INSTRUCTIONS FOR THE TASK: Copy the lines holding the word "кадастровые", all of them.

Recorded data:
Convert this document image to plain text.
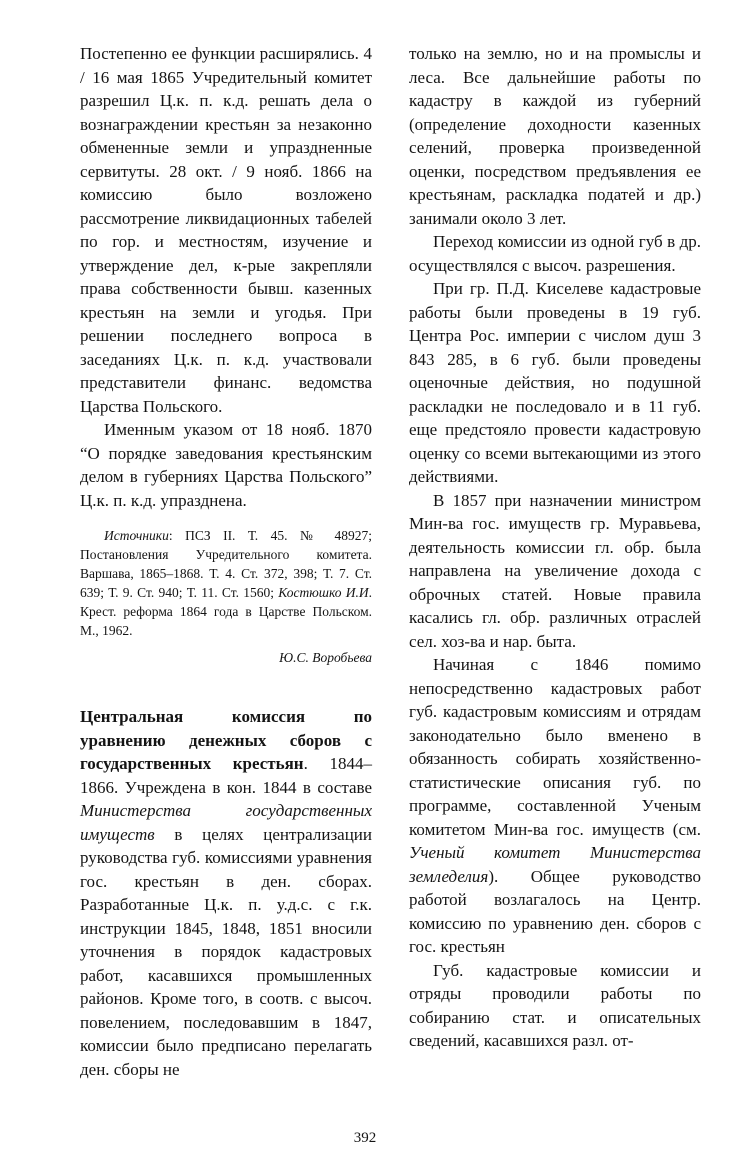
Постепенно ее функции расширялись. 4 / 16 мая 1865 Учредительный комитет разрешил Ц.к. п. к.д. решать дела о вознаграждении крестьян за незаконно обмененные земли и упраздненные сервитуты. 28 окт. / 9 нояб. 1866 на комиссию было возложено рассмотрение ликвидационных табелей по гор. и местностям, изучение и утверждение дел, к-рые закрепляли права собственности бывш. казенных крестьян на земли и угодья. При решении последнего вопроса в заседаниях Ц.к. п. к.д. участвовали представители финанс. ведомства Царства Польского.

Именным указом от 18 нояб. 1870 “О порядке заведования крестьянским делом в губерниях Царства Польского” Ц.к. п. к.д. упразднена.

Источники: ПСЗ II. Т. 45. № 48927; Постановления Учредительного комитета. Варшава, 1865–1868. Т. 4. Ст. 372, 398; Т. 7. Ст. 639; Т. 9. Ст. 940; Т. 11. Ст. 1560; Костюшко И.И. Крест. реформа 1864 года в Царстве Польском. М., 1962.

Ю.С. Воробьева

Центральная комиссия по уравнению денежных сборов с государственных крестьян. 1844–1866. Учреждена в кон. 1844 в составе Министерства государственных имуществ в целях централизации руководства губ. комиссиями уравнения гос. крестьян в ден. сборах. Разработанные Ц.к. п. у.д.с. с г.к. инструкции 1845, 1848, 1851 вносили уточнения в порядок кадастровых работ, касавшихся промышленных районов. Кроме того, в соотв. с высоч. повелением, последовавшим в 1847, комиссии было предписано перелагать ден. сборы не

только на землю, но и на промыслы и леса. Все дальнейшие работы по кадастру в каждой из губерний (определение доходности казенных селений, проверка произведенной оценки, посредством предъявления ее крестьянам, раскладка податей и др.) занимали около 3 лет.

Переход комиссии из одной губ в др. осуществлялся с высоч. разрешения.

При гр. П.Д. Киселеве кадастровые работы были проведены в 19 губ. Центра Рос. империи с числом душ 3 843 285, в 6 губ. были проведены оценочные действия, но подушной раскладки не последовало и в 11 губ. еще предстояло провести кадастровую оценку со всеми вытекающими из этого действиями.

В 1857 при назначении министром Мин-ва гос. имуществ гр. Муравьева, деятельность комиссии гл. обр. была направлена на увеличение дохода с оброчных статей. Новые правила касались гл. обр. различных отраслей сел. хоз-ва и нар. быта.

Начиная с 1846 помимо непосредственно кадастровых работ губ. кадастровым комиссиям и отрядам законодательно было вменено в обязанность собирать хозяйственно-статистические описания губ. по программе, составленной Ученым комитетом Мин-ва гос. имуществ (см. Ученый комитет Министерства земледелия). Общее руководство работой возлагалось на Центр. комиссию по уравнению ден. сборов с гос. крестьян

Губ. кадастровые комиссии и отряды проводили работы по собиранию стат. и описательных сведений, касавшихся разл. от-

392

---

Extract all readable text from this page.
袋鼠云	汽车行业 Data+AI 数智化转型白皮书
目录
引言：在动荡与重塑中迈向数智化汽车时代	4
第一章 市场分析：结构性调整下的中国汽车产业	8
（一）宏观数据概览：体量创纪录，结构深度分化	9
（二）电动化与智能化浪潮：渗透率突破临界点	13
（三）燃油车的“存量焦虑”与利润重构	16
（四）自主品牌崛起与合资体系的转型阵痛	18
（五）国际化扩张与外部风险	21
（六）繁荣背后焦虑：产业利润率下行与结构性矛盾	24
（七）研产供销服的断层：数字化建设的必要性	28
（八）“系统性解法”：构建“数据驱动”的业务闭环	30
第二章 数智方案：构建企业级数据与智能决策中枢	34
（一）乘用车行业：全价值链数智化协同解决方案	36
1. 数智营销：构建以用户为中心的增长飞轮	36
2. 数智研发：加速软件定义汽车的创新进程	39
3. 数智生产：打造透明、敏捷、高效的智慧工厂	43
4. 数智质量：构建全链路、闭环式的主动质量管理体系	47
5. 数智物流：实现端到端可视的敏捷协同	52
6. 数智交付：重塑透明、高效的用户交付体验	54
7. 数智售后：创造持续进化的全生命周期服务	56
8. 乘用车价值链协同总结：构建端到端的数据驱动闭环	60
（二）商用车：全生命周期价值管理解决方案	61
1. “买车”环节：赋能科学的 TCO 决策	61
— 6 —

WRITTEN RESPONSE:
При гр. П.Д. Киселеве кадастровые работы были проведены в 19 губ. Центра Рос. империи с числом душ 3 843 285, в 6 губ. были проведены оценочные действия, но подушной раскладки не последовало и в 11 губ. еще предстояло провести кадастровую оценку со всеми вытекающими из этого действиями.
Губ. кадастровые комиссии и отряды проводили работы по собиранию стат. и описательных сведений, касавшихся разл. от-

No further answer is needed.